Set exercise: Filter this material down to the lines that hold "exit", copying each one.

Stored records:

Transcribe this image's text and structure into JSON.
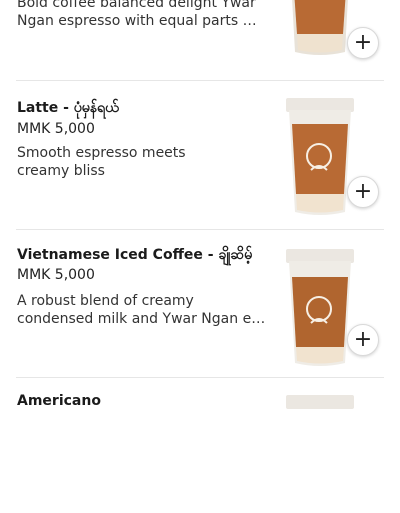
{
  "menu": {
    "items": [
      {
        "name": "",
        "price": "",
        "description_lines": [
          "Bold coffee balanced delight Ywar",
          "Ngan espresso with equal parts mi..."
        ],
        "add_icon": "plus-icon"
      },
      {
        "name": "Latte - ပုံမှန်ရယ်",
        "price": "MMK 5,000",
        "description_lines": [
          "Smooth espresso meets",
          "creamy bliss"
        ],
        "add_icon": "plus-icon"
      },
      {
        "name": "Vietnamese Iced Coffee - ချိုဆိမ့်",
        "price": "MMK 5,000",
        "description_lines": [
          "A robust blend of creamy",
          "condensed milk and Ywar Ngan es..."
        ],
        "add_icon": "plus-icon"
      },
      {
        "name": "Americano",
        "price": "",
        "description_lines": [],
        "add_icon": "plus-icon"
      }
    ]
  },
  "colors": {
    "coffee": "#b86a34",
    "milk": "#f1e3cf",
    "text": "#1b1b1b",
    "divider": "#e6e6e6"
  }
}
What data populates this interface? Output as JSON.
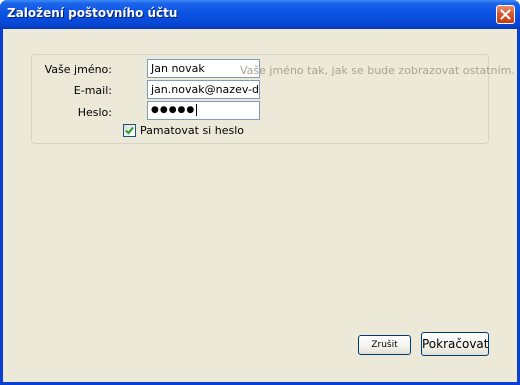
{
  "window": {
    "title": "Založení poštovního účtu"
  },
  "form": {
    "name": {
      "label": "Vaše jméno:",
      "value": "Jan novak",
      "hint": "Vaše jméno tak, jak se bude zobrazovat ostatním."
    },
    "email": {
      "label": "E-mail:",
      "value": "jan.novak@nazev-dome"
    },
    "password": {
      "label": "Heslo:",
      "value": "●●●●●"
    },
    "remember": {
      "label": "Pamatovat si heslo",
      "checked": true
    }
  },
  "buttons": {
    "cancel": "Zrušit",
    "continue": "Pokračovat"
  },
  "colors": {
    "titlebar": "#0a54e3",
    "client_bg": "#ece9d8",
    "hint_text": "#a8a492",
    "close_button": "#d8582e"
  },
  "icons": {
    "close": "close-icon",
    "check": "check-icon"
  }
}
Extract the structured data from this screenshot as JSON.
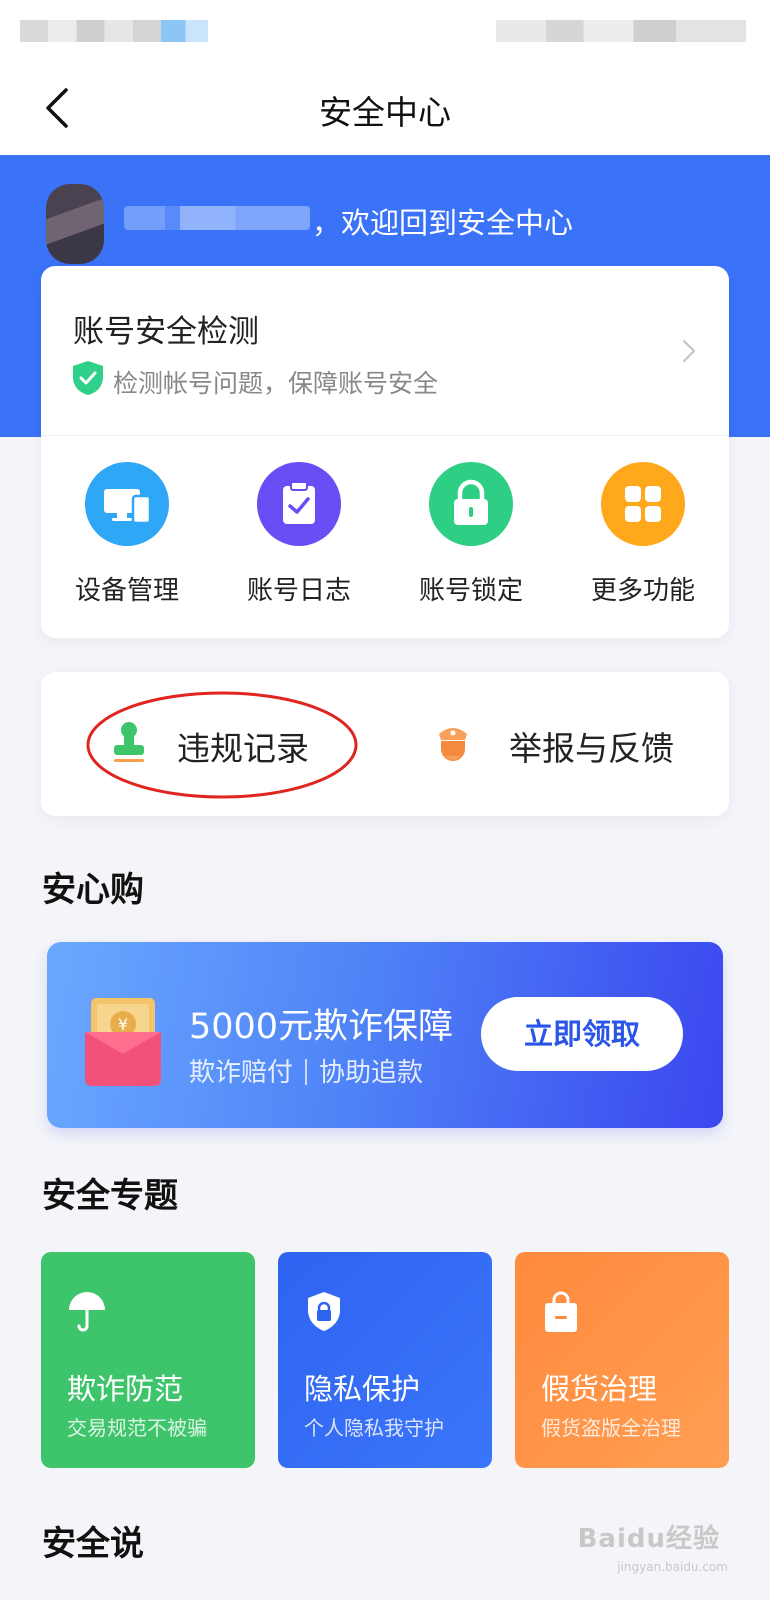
{
  "nav": {
    "title": "安全中心"
  },
  "hero": {
    "welcome": "，欢迎回到安全中心"
  },
  "account_check": {
    "title": "账号安全检测",
    "subtitle": "检测帐号问题，保障账号安全"
  },
  "features": [
    {
      "label": "设备管理",
      "icon": "devices-icon",
      "color": "#2fa7f7"
    },
    {
      "label": "账号日志",
      "icon": "clipboard-icon",
      "color": "#6a4df5"
    },
    {
      "label": "账号锁定",
      "icon": "lock-icon",
      "color": "#2ecf85"
    },
    {
      "label": "更多功能",
      "icon": "grid-icon",
      "color": "#ffa81c"
    }
  ],
  "quick": {
    "violation": "违规记录",
    "report": "举报与反馈"
  },
  "sections": {
    "shop": "安心购",
    "topics": "安全专题",
    "talk": "安全说"
  },
  "banner": {
    "title": "5000元欺诈保障",
    "sub1": "欺诈赔付",
    "sub2": "协助追款",
    "button": "立即领取"
  },
  "topics": [
    {
      "title": "欺诈防范",
      "subtitle": "交易规范不被骗",
      "icon": "umbrella-icon"
    },
    {
      "title": "隐私保护",
      "subtitle": "个人隐私我守护",
      "icon": "shield-lock-icon"
    },
    {
      "title": "假货治理",
      "subtitle": "假货盗版全治理",
      "icon": "bag-icon"
    }
  ],
  "watermark": {
    "main": "Baidu经验",
    "url": "jingyan.baidu.com"
  }
}
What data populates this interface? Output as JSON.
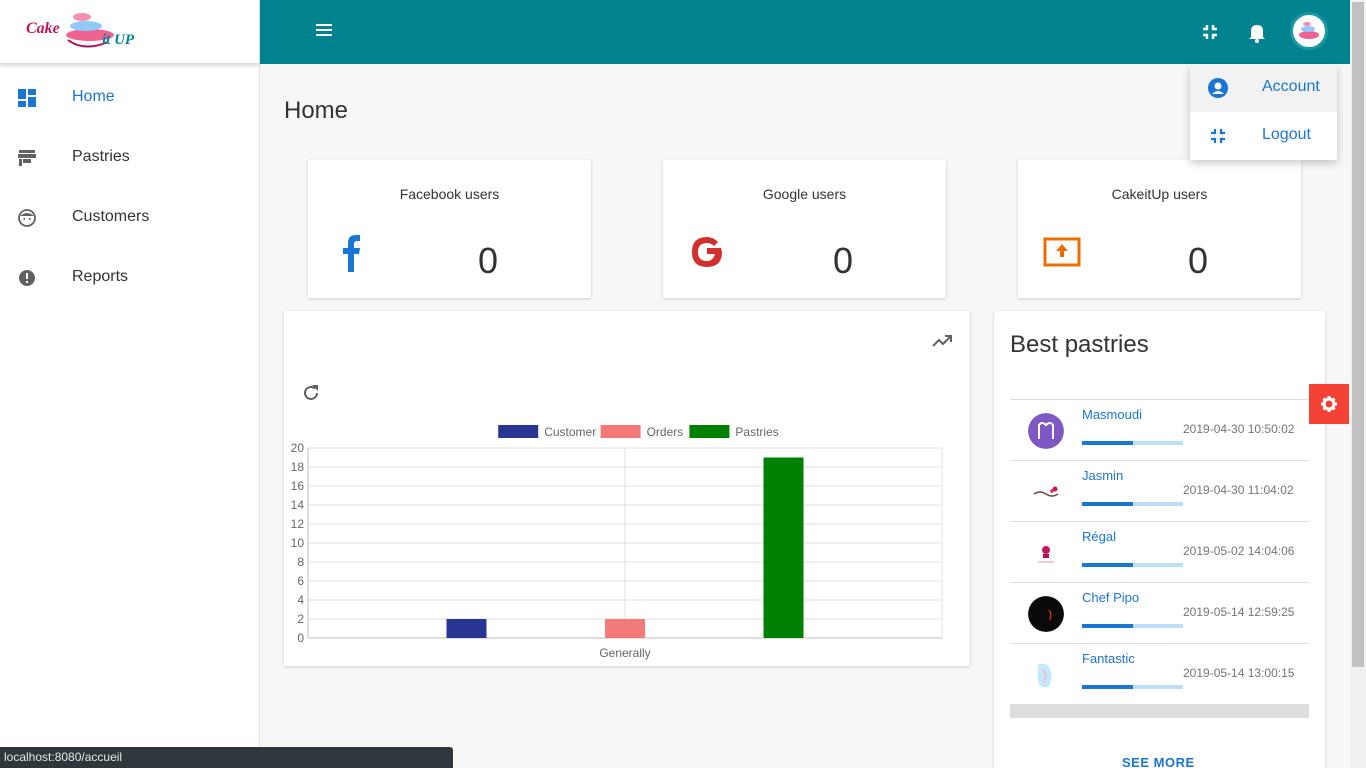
{
  "brand": {
    "logo_text_1": "Cake",
    "logo_text_2": "it UP"
  },
  "sidebar": {
    "items": [
      {
        "label": "Home",
        "icon": "dashboard-icon",
        "active": true
      },
      {
        "label": "Pastries",
        "icon": "store-icon",
        "active": false
      },
      {
        "label": "Customers",
        "icon": "face-icon",
        "active": false
      },
      {
        "label": "Reports",
        "icon": "alert-circle-icon",
        "active": false
      }
    ]
  },
  "topbar": {
    "icons": [
      "menu-icon",
      "fullscreen-exit-icon",
      "notifications-icon",
      "avatar"
    ],
    "color": "#00838f"
  },
  "page": {
    "title": "Home"
  },
  "stats": [
    {
      "title": "Facebook users",
      "value": "0",
      "icon": "facebook-icon",
      "color": "#1976d2"
    },
    {
      "title": "Google users",
      "value": "0",
      "icon": "google-icon",
      "color": "#d32f2f"
    },
    {
      "title": "CakeitUp users",
      "value": "0",
      "icon": "upload-box-icon",
      "color": "#ef6c00"
    }
  ],
  "chart_data": {
    "type": "bar",
    "categories": [
      "Generally"
    ],
    "series": [
      {
        "name": "Customer",
        "values": [
          2
        ],
        "color": "#283593"
      },
      {
        "name": "Orders",
        "values": [
          2
        ],
        "color": "#f47a7a"
      },
      {
        "name": "Pastries",
        "values": [
          19
        ],
        "color": "#008000"
      }
    ],
    "ylim": [
      0,
      20
    ],
    "yticks": [
      "0",
      "2",
      "4",
      "6",
      "8",
      "10",
      "12",
      "14",
      "16",
      "18",
      "20"
    ],
    "xlabel": "Generally",
    "legend": "top-center",
    "grid": true
  },
  "best": {
    "title": "Best pastries",
    "items": [
      {
        "name": "Masmoudi",
        "date": "2019-04-30 10:50:02",
        "progress": 0.5
      },
      {
        "name": "Jasmin",
        "date": "2019-04-30 11:04:02",
        "progress": 0.5
      },
      {
        "name": "Régal",
        "date": "2019-05-02 14:04:06",
        "progress": 0.5
      },
      {
        "name": "Chef Pipo",
        "date": "2019-05-14 12:59:25",
        "progress": 0.5
      },
      {
        "name": "Fantastic",
        "date": "2019-05-14 13:00:15",
        "progress": 0.5
      }
    ],
    "see_more": "SEE MORE"
  },
  "dropdown": {
    "items": [
      {
        "label": "Account",
        "icon": "account-circle-icon"
      },
      {
        "label": "Logout",
        "icon": "fullscreen-exit-icon"
      }
    ]
  },
  "status_url": "localhost:8080/accueil"
}
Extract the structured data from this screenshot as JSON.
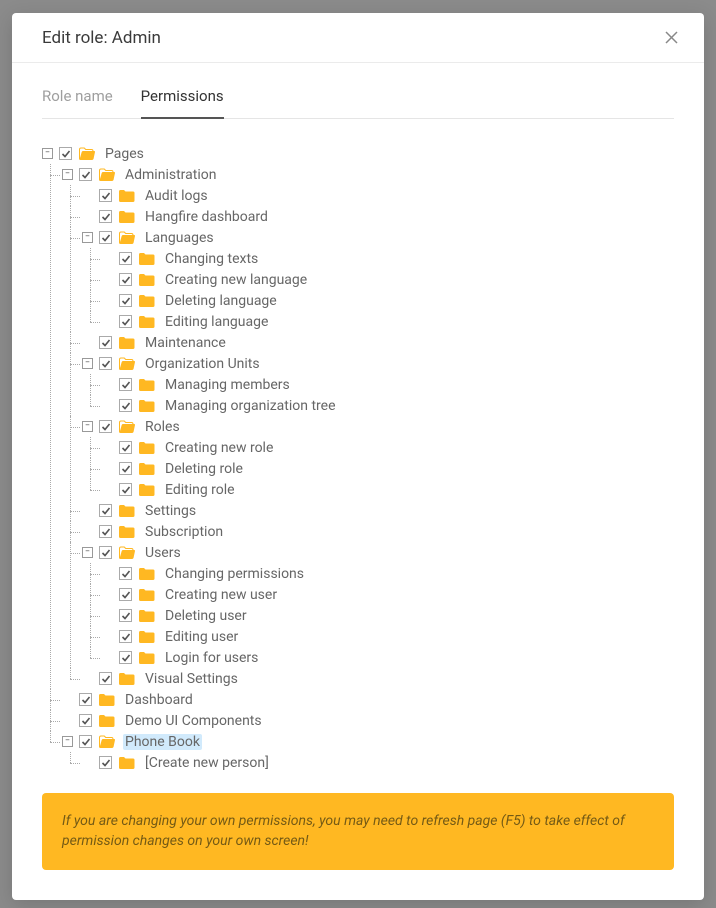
{
  "modal": {
    "title": "Edit role: Admin"
  },
  "tabs": {
    "role_name": "Role name",
    "permissions": "Permissions"
  },
  "warning": "If you are changing your own permissions, you may need to refresh page (F5) to take effect of permission changes on your own screen!",
  "colors": {
    "accent": "#ffb822"
  },
  "tree": [
    {
      "label": "Pages",
      "checked": true,
      "expanded": true,
      "open": true,
      "children": [
        {
          "label": "Administration",
          "checked": true,
          "expanded": true,
          "open": true,
          "children": [
            {
              "label": "Audit logs",
              "checked": true
            },
            {
              "label": "Hangfire dashboard",
              "checked": true
            },
            {
              "label": "Languages",
              "checked": true,
              "expanded": true,
              "open": true,
              "children": [
                {
                  "label": "Changing texts",
                  "checked": true
                },
                {
                  "label": "Creating new language",
                  "checked": true
                },
                {
                  "label": "Deleting language",
                  "checked": true
                },
                {
                  "label": "Editing language",
                  "checked": true
                }
              ]
            },
            {
              "label": "Maintenance",
              "checked": true
            },
            {
              "label": "Organization Units",
              "checked": true,
              "expanded": true,
              "open": true,
              "children": [
                {
                  "label": "Managing members",
                  "checked": true
                },
                {
                  "label": "Managing organization tree",
                  "checked": true
                }
              ]
            },
            {
              "label": "Roles",
              "checked": true,
              "expanded": true,
              "open": true,
              "children": [
                {
                  "label": "Creating new role",
                  "checked": true
                },
                {
                  "label": "Deleting role",
                  "checked": true
                },
                {
                  "label": "Editing role",
                  "checked": true
                }
              ]
            },
            {
              "label": "Settings",
              "checked": true
            },
            {
              "label": "Subscription",
              "checked": true
            },
            {
              "label": "Users",
              "checked": true,
              "expanded": true,
              "open": true,
              "children": [
                {
                  "label": "Changing permissions",
                  "checked": true
                },
                {
                  "label": "Creating new user",
                  "checked": true
                },
                {
                  "label": "Deleting user",
                  "checked": true
                },
                {
                  "label": "Editing user",
                  "checked": true
                },
                {
                  "label": "Login for users",
                  "checked": true
                }
              ]
            },
            {
              "label": "Visual Settings",
              "checked": true
            }
          ]
        },
        {
          "label": "Dashboard",
          "checked": true
        },
        {
          "label": "Demo UI Components",
          "checked": true
        },
        {
          "label": "Phone Book",
          "checked": true,
          "expanded": true,
          "open": true,
          "selected": true,
          "children": [
            {
              "label": "[Create new person]",
              "checked": true
            }
          ]
        }
      ]
    }
  ]
}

Answer to the task:
      "fullscreen-exit-icon",
        "icon": "fullscreen-exit-icon"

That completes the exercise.